** BEGIN RECORDED INFORMATION **
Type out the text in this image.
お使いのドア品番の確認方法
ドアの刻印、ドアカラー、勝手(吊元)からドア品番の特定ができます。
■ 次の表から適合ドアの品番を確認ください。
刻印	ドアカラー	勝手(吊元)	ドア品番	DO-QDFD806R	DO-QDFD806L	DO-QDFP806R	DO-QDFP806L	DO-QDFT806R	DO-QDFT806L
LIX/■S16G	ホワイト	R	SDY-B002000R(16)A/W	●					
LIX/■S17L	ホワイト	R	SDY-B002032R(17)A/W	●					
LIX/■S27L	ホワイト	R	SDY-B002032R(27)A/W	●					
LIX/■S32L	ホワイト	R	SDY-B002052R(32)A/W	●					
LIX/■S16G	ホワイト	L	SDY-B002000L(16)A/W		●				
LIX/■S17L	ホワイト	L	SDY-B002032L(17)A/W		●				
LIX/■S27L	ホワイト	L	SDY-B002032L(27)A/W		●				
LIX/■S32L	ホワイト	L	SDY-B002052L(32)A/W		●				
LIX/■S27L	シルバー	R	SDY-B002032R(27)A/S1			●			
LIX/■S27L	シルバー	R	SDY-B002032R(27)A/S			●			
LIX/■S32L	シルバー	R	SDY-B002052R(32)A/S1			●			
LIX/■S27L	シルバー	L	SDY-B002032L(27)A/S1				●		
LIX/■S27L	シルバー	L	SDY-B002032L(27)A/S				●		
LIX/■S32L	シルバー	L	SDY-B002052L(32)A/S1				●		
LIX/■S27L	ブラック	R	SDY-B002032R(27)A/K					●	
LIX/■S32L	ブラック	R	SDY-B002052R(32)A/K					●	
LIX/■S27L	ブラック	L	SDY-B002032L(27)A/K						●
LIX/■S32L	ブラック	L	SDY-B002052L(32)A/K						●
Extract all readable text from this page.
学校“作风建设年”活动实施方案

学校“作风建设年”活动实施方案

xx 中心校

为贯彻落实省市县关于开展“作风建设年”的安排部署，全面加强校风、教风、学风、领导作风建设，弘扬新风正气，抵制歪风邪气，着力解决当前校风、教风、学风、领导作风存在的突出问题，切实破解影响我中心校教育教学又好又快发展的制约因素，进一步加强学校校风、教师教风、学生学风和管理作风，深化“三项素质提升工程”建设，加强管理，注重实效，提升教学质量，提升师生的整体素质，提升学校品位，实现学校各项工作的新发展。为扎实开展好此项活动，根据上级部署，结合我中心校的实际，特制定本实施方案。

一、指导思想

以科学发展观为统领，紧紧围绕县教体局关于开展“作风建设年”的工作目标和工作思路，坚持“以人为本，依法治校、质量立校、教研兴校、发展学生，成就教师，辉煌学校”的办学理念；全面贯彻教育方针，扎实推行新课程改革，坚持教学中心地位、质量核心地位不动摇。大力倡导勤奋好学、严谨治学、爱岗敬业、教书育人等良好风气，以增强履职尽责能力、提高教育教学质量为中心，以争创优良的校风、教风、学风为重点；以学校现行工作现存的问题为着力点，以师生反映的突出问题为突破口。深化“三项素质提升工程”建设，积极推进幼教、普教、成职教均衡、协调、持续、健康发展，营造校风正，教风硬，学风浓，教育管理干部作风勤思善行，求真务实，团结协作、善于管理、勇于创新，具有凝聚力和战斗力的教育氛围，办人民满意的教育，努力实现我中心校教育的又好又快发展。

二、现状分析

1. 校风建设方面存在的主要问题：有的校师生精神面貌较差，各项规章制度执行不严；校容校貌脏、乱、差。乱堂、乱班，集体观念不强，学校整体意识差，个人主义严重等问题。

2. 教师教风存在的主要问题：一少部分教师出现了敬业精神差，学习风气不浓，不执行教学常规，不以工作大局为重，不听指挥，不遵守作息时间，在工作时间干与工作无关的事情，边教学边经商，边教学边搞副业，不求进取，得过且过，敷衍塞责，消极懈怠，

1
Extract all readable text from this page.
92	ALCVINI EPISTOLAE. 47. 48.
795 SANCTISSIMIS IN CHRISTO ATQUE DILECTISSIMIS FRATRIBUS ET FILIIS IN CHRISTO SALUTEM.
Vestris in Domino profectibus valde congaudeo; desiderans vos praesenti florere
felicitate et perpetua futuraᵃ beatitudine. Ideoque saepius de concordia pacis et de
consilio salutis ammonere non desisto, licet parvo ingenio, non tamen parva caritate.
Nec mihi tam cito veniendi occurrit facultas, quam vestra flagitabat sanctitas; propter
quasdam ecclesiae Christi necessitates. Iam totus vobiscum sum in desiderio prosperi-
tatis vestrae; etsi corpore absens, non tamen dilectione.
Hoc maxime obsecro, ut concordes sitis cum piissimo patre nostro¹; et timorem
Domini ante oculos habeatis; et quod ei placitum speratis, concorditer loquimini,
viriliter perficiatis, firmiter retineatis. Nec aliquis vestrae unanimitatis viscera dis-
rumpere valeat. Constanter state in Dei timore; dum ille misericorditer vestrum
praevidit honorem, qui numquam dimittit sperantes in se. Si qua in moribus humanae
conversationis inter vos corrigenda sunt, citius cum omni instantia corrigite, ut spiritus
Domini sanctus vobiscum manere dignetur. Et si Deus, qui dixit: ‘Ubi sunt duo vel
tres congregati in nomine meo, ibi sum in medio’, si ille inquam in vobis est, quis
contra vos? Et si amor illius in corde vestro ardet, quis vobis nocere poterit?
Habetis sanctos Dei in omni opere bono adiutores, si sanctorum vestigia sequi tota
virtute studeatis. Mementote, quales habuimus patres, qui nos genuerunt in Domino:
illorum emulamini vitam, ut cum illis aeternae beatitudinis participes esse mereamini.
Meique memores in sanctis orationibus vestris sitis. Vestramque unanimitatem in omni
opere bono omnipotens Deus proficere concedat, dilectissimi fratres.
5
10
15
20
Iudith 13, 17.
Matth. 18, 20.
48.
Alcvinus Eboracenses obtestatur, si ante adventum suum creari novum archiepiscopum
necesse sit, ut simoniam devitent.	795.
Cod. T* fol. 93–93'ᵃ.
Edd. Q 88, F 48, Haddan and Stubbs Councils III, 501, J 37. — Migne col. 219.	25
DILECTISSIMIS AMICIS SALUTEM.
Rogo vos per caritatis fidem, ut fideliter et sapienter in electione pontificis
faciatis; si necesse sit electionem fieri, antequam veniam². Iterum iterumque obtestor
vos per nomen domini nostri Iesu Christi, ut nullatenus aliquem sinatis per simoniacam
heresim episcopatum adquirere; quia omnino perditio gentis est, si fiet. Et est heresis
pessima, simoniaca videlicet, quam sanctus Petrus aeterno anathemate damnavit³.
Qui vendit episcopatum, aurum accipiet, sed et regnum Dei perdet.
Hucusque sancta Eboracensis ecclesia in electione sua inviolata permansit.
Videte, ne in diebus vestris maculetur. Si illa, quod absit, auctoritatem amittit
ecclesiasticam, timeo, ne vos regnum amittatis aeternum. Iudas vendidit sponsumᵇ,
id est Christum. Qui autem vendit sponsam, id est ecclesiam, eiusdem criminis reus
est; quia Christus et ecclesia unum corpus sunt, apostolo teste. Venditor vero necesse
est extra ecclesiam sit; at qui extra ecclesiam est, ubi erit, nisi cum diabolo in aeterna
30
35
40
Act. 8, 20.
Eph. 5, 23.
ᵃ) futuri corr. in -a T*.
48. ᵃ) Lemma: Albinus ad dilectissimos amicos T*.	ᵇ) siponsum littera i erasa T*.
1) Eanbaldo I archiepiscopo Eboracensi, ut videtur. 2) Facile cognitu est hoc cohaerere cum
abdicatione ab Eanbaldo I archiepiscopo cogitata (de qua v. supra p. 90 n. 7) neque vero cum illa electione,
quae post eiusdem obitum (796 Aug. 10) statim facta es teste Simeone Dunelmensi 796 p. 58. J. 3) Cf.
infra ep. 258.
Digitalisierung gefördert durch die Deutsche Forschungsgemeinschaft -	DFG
** END RECORDED INFORMATION **
§ STATED EXERCISE
Look through the entries above for the word "illa". Copy every line where it shows up.

§ SOLUTION
Videte, ne in diebus vestris maculetur. Si illa, quod absit, auctoritatem amittit
abdicatione ab Eanbaldo I archiepiscopo cogitata (de qua v. supra p. 90 n. 7) neque vero cum illa electione,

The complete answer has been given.